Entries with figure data

========

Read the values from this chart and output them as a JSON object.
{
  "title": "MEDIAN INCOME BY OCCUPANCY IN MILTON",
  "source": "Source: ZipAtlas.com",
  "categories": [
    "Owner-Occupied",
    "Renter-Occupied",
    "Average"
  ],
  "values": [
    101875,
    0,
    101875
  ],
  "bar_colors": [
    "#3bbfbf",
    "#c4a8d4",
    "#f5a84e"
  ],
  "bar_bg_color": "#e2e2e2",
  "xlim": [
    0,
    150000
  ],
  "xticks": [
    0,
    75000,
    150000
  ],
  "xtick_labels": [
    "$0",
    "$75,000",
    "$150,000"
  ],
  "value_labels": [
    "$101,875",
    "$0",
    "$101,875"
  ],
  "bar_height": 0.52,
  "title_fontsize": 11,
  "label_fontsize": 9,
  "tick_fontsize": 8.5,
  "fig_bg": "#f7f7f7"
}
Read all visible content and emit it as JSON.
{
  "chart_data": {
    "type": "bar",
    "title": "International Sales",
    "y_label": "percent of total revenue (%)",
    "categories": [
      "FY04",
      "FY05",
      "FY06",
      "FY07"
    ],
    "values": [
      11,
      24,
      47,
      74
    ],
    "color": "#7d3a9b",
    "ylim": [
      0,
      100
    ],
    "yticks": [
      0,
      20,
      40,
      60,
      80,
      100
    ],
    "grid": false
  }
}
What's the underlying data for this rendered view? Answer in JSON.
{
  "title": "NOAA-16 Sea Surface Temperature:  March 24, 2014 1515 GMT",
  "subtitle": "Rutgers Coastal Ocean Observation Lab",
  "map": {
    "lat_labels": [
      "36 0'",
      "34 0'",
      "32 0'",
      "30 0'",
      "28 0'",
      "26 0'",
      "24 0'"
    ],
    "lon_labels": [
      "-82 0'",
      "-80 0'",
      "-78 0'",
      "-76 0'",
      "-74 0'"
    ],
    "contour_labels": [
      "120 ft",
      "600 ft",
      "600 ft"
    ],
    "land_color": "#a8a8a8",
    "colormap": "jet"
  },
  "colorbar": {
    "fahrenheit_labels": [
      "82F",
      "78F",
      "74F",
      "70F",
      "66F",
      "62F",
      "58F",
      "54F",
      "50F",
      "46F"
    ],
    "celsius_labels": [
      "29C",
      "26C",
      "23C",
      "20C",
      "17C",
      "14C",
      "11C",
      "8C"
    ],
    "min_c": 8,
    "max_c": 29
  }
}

========

GIVEN INSTRUCTION:
From the data above, work out how many lines contain the string "JSON" and reply with only the number.

RESULT OF THIS TASK:
3